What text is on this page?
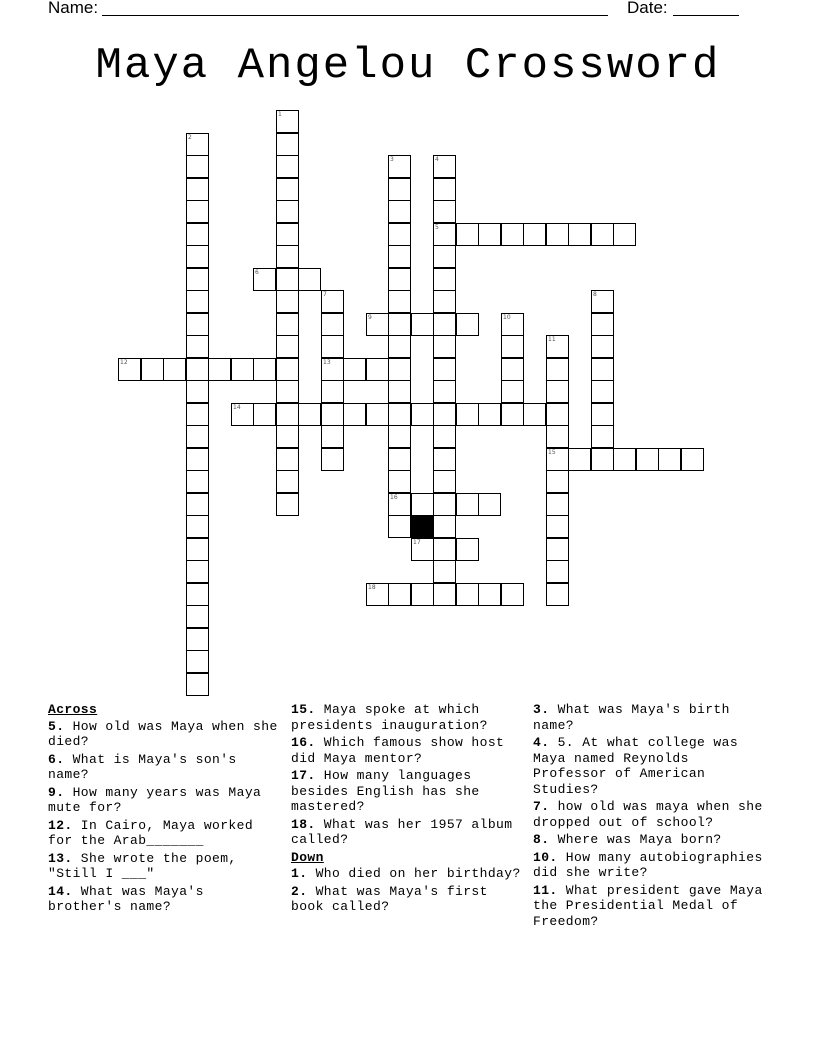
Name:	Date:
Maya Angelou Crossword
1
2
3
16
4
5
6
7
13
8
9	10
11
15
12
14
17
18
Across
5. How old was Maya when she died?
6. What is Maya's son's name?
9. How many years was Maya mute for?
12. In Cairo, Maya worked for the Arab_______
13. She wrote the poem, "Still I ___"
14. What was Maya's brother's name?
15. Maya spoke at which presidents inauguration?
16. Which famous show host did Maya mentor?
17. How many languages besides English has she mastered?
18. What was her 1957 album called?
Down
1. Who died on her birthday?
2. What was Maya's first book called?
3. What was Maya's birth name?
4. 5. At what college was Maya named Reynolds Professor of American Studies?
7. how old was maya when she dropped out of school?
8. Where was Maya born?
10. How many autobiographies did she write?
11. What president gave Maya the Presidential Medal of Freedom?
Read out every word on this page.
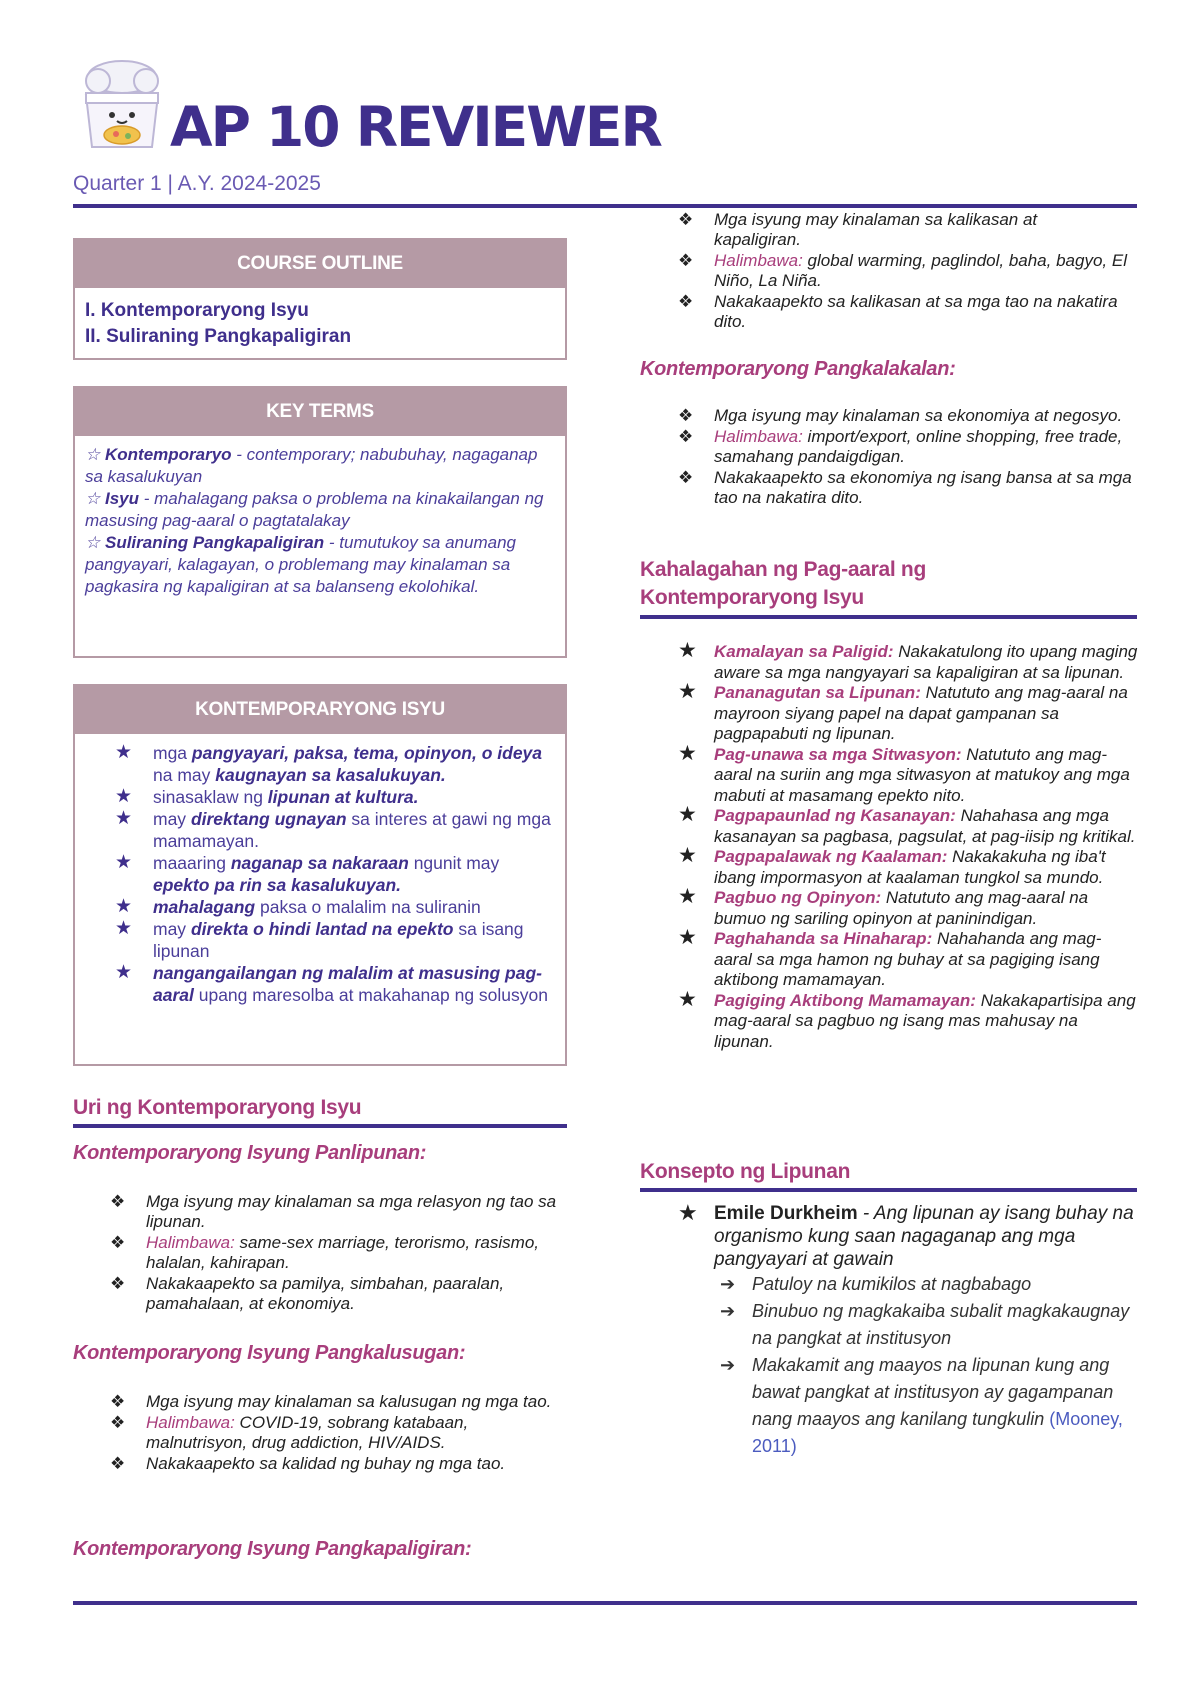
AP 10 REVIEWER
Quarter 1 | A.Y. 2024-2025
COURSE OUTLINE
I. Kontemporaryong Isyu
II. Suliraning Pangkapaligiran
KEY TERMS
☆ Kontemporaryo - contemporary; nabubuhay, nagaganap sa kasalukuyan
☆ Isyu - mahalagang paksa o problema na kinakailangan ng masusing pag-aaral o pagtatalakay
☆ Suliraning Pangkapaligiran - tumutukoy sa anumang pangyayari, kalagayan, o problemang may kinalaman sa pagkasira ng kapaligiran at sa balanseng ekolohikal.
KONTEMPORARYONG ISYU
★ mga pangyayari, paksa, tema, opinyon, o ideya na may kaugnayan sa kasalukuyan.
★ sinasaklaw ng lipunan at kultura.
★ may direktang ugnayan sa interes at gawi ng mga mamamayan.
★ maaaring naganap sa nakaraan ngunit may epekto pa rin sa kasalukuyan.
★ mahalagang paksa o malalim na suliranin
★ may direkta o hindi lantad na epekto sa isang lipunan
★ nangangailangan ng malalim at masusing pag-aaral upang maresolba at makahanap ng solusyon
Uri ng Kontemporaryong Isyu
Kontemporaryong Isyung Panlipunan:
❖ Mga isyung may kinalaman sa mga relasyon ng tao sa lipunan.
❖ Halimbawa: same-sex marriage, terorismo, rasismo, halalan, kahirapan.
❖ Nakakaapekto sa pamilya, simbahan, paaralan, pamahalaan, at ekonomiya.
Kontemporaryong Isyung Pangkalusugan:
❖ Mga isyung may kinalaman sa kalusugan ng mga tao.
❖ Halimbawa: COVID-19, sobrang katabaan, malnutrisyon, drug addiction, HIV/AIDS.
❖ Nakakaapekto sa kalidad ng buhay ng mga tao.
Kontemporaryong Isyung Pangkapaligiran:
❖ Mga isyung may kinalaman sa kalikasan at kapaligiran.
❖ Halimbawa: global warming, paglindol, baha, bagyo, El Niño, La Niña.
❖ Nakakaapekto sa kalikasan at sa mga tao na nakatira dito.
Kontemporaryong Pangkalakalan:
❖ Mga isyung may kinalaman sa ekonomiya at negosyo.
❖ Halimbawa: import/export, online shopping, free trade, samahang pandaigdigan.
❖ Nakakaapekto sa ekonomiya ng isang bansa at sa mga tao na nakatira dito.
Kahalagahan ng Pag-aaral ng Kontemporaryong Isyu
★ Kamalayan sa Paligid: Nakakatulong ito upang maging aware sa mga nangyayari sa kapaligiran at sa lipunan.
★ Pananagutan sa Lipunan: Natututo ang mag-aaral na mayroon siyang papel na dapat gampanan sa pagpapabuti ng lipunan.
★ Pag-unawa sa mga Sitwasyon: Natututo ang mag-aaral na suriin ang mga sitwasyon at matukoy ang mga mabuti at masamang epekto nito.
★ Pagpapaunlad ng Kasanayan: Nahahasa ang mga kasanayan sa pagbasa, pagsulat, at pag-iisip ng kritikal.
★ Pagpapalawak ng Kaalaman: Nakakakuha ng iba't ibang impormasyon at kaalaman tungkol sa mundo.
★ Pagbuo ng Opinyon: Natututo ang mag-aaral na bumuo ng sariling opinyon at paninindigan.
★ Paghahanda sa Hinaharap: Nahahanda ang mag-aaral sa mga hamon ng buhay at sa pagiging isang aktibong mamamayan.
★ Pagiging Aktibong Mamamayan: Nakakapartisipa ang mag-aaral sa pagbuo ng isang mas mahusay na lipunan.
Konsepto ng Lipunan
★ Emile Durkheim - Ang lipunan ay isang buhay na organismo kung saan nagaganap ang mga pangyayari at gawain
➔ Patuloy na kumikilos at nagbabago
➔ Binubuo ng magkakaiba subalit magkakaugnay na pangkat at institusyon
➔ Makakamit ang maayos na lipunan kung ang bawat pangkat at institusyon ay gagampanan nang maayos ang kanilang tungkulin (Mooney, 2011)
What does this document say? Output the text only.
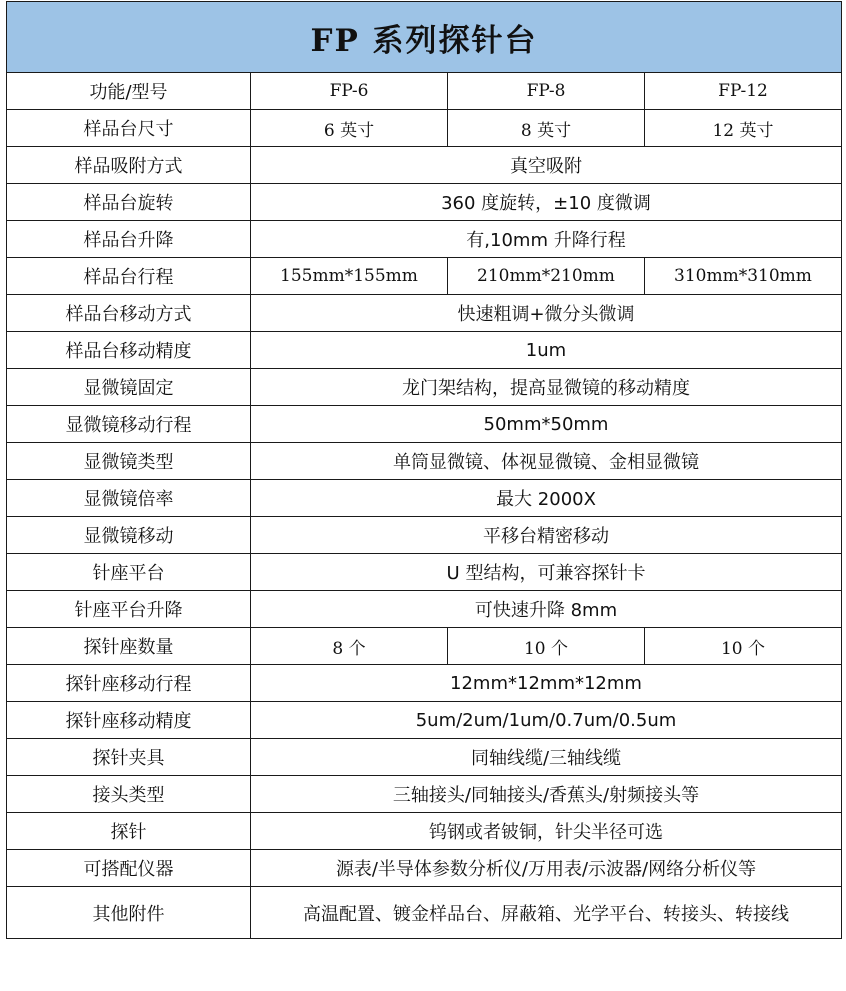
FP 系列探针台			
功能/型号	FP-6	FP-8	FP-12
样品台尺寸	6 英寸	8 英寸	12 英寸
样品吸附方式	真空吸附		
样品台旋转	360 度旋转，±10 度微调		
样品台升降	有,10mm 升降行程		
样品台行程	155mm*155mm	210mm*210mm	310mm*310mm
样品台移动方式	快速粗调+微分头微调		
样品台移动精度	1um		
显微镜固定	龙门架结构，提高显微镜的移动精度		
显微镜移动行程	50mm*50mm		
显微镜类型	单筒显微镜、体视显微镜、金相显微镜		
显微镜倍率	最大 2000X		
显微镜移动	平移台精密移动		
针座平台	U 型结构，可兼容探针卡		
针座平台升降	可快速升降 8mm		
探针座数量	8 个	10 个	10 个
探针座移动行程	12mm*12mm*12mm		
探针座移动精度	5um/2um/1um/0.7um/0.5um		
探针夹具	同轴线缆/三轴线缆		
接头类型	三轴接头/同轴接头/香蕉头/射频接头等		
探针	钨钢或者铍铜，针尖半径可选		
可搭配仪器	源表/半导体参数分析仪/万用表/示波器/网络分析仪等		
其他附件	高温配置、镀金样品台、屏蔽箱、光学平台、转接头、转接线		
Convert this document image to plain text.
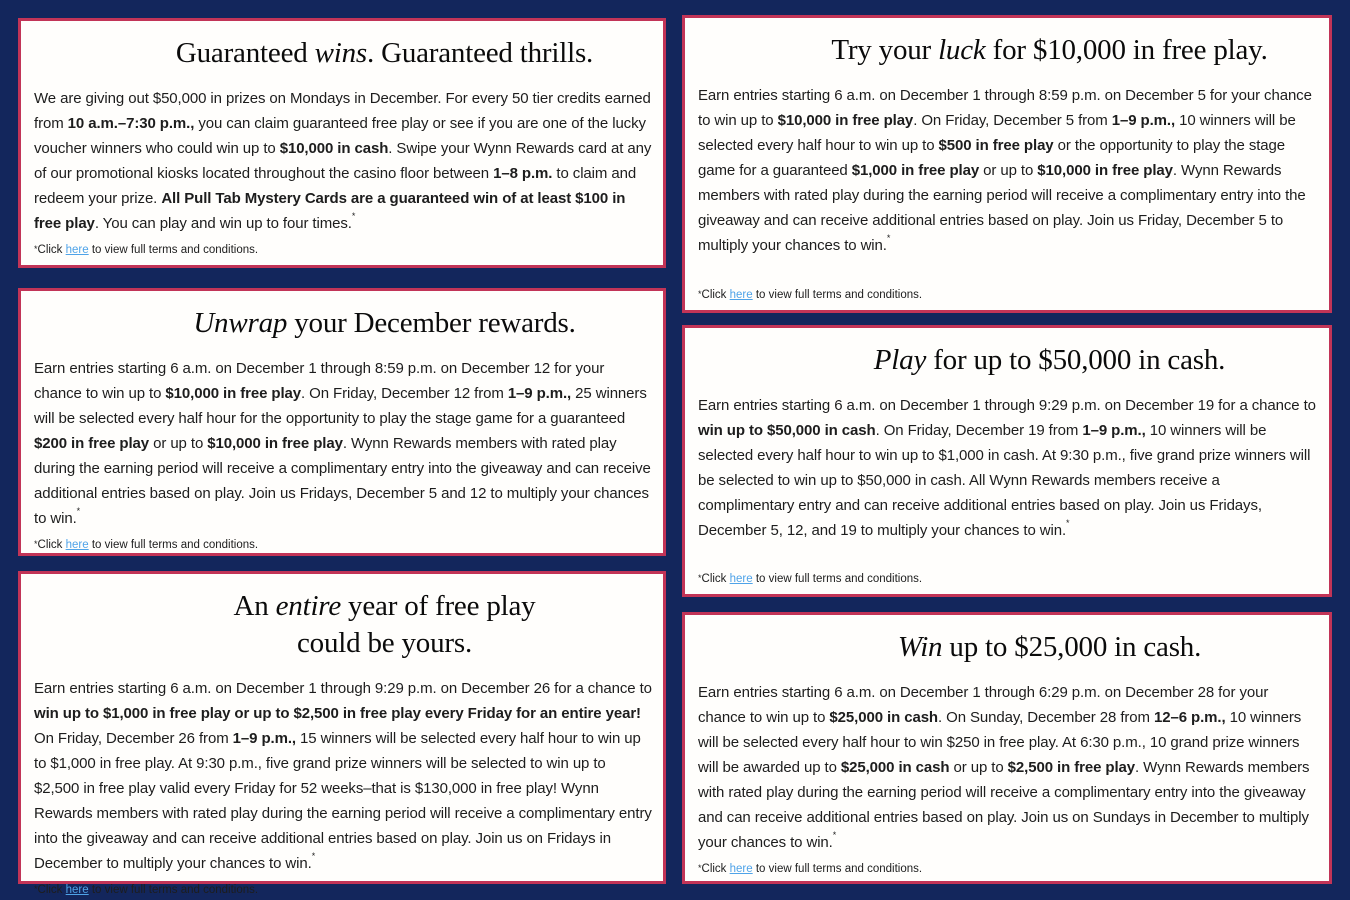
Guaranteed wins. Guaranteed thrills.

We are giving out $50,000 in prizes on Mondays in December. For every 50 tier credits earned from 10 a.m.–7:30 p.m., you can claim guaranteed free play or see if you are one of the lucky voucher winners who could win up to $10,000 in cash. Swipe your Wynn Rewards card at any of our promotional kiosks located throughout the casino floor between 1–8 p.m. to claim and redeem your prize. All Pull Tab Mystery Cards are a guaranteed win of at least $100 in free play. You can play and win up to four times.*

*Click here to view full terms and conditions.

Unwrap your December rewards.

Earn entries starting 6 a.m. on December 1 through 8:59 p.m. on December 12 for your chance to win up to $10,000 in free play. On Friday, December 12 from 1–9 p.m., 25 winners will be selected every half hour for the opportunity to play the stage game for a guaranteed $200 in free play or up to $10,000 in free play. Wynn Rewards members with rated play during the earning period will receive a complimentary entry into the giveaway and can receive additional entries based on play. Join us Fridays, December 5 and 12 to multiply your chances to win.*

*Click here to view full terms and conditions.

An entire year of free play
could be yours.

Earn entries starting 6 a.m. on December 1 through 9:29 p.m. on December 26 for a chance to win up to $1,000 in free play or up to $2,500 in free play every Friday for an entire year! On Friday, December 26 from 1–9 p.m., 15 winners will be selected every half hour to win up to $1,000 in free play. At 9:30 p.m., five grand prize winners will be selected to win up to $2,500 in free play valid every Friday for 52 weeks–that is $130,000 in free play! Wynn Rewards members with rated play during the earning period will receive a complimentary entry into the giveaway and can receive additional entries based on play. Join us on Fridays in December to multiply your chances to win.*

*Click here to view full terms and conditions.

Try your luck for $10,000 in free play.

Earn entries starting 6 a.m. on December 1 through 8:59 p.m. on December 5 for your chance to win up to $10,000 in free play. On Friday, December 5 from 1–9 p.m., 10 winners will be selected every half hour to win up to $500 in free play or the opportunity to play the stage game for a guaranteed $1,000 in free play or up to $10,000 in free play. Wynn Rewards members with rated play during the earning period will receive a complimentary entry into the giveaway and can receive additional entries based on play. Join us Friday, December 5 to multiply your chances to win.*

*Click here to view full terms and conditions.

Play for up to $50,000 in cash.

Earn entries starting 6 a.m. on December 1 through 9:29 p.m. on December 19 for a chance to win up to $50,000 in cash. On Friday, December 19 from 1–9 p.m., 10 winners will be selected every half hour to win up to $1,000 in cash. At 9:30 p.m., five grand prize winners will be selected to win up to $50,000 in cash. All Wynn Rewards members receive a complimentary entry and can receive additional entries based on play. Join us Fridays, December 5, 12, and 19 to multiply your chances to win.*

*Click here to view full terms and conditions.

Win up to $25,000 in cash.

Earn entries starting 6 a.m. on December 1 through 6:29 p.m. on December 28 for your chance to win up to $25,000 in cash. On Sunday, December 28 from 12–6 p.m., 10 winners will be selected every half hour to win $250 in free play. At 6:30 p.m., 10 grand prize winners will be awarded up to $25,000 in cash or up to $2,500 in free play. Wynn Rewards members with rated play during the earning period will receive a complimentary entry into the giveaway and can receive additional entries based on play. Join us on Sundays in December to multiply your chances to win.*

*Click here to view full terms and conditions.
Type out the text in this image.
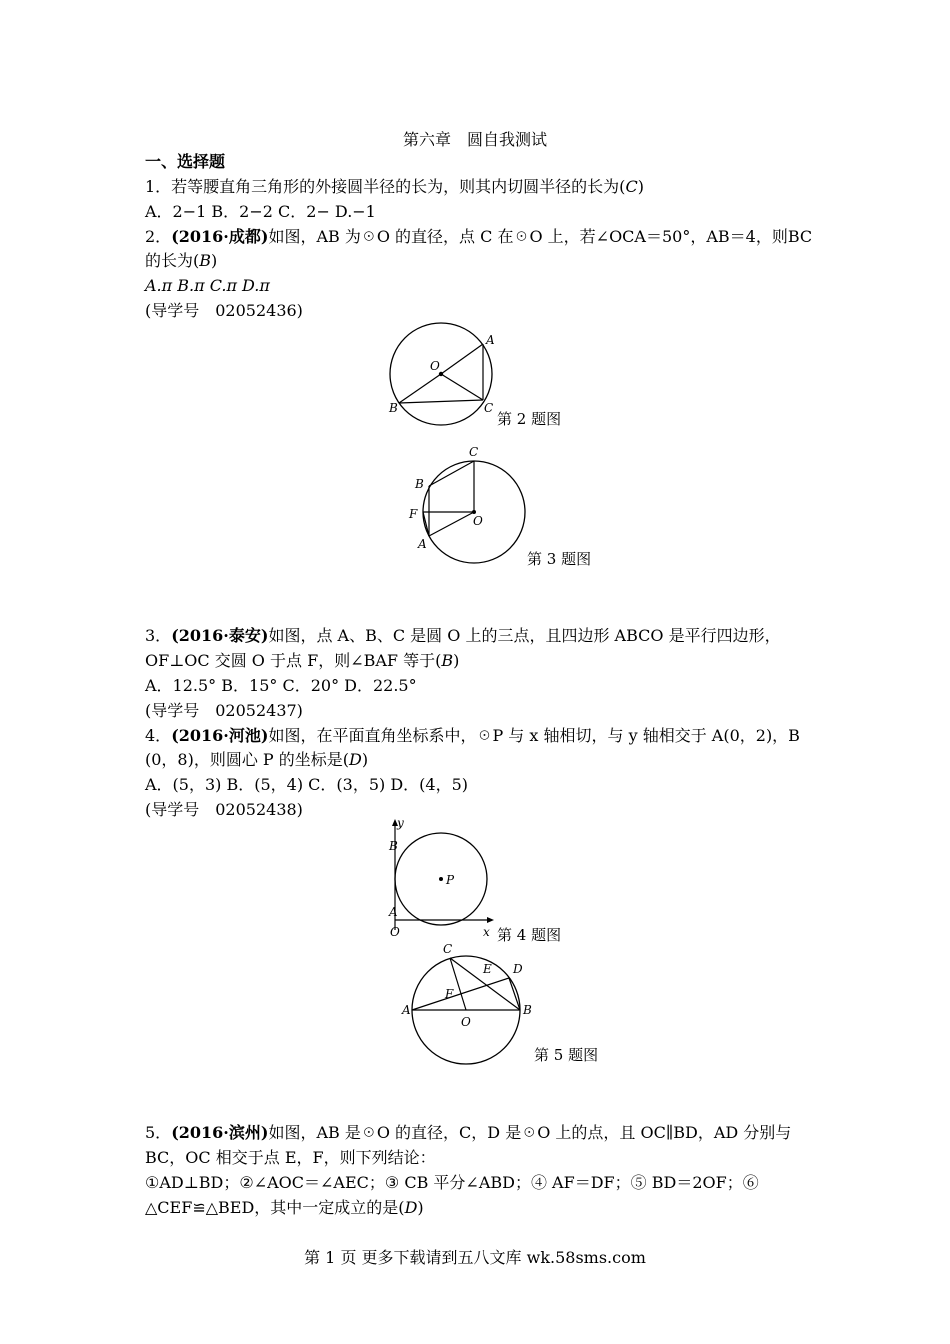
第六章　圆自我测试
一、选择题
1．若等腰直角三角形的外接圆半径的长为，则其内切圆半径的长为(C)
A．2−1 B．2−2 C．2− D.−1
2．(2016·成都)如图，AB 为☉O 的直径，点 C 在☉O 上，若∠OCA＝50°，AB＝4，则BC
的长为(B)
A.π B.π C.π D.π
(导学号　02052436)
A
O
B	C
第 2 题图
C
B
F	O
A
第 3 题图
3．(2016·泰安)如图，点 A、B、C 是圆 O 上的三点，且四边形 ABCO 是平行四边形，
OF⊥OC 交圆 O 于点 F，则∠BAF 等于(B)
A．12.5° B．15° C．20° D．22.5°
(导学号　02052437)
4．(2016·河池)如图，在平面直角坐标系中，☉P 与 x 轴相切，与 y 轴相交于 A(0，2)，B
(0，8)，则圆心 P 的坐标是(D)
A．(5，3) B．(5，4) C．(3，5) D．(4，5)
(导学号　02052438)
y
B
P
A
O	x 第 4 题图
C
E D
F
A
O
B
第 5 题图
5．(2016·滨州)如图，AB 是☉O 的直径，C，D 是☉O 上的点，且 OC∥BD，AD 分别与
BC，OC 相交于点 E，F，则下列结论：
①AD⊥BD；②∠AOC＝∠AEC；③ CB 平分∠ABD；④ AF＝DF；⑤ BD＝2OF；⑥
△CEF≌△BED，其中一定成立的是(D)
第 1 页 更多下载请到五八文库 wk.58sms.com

════════

Set task:
Select the lines that carry the string "five" and copy them.

Result of this exercise:
Earn entries starting 6 a.m. on December 1 through 9:29 p.m. on December 26 for a chance to win up to $1,000 in free play or up to $2,500 in free play every Friday for an entire year! On Friday, December 26 from 1–9 p.m., 15 winners will be selected every half hour to win up to $1,000 in free play. At 9:30 p.m., five grand prize winners will be selected to win up to $2,500 in free play valid every Friday for 52 weeks–that is $130,000 in free play! Wynn Rewards members with rated play during the earning period will receive a complimentary entry into the giveaway and can receive additional entries based on play. Join us on Fridays in December to multiply your chances to win.*
Earn entries starting 6 a.m. on December 1 through 9:29 p.m. on December 19 for a chance to win up to $50,000 in cash. On Friday, December 19 from 1–9 p.m., 10 winners will be selected every half hour to win up to $1,000 in cash. At 9:30 p.m., five grand prize winners will be selected to win up to $50,000 in cash. All Wynn Rewards members receive a complimentary entry and can receive additional entries based on play. Join us Fridays, December 5, 12, and 19 to multiply your chances to win.*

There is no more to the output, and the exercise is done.